(Excerpts from a figure dataset)
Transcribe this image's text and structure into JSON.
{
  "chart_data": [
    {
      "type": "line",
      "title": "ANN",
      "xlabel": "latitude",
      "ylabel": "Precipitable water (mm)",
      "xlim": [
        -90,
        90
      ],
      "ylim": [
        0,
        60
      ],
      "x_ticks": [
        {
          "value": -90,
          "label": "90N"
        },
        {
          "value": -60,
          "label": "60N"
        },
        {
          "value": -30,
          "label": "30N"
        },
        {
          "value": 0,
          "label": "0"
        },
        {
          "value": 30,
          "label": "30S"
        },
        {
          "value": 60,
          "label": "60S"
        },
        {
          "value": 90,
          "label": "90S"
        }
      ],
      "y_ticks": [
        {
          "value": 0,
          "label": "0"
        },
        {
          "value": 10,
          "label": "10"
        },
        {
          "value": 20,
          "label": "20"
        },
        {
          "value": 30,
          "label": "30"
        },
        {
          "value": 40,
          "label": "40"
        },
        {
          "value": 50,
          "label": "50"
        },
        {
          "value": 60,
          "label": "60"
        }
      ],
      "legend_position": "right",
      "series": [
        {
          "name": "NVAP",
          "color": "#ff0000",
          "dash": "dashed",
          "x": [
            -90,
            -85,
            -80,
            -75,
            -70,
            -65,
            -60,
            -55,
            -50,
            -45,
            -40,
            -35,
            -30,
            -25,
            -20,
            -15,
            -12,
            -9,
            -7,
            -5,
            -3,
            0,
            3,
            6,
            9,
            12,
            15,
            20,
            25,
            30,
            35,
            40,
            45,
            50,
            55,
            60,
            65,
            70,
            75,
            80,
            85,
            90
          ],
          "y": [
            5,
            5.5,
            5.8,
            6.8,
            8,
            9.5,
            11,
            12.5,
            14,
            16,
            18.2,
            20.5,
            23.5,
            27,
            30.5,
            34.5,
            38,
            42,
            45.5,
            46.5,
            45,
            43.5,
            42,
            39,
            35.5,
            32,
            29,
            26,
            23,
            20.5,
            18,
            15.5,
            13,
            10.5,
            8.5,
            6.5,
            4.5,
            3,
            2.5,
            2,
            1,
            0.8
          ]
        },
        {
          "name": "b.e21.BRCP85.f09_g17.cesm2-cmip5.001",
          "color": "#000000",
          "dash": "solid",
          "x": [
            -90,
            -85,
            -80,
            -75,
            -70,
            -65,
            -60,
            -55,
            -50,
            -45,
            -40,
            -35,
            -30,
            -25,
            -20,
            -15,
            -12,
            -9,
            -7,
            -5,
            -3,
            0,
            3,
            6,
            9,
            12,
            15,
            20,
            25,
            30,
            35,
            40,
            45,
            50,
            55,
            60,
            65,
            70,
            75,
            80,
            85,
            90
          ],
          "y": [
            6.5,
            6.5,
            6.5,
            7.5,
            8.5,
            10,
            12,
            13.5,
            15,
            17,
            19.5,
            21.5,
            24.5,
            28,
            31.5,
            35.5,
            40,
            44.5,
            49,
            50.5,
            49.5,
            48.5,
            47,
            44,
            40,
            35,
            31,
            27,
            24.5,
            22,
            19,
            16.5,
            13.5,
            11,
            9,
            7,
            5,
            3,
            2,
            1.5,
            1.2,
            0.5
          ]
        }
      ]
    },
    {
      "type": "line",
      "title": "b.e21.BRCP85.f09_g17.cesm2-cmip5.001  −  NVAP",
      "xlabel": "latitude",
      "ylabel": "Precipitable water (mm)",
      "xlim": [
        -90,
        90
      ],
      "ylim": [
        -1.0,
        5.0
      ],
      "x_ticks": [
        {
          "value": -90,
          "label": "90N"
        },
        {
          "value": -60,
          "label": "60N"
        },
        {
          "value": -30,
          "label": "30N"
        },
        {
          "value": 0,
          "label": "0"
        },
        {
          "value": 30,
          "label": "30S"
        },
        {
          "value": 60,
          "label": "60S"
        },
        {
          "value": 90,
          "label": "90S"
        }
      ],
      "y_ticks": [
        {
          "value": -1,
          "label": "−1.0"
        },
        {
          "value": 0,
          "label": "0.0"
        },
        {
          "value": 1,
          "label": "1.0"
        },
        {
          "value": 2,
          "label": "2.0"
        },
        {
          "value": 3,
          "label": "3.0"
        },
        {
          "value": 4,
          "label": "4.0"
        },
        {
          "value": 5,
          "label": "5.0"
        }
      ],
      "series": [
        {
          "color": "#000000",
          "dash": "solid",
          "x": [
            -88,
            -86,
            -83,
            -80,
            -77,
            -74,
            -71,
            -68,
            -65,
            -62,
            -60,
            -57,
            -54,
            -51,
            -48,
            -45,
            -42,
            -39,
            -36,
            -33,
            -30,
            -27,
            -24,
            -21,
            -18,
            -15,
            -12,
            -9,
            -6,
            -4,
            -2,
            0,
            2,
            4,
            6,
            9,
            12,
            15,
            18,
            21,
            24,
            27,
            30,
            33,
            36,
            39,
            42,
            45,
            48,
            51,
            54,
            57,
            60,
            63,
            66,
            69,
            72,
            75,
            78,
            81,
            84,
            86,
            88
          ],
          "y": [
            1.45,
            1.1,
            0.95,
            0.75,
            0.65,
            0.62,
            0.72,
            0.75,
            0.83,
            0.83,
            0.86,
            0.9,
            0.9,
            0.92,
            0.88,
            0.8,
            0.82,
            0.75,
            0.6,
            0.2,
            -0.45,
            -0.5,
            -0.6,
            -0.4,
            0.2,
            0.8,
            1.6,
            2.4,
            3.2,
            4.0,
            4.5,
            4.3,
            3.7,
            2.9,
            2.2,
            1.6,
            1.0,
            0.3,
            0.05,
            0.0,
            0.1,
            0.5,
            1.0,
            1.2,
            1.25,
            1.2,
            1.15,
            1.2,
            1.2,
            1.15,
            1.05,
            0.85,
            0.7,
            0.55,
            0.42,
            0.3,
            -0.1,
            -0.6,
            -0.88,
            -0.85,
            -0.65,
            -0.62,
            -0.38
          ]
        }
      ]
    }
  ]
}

SET EXERCISE: Report all lines of the data that include the word "NVAP".

RESULT:
          "name": "NVAP",
      "title": "b.e21.BRCP85.f09_g17.cesm2-cmip5.001  −  NVAP",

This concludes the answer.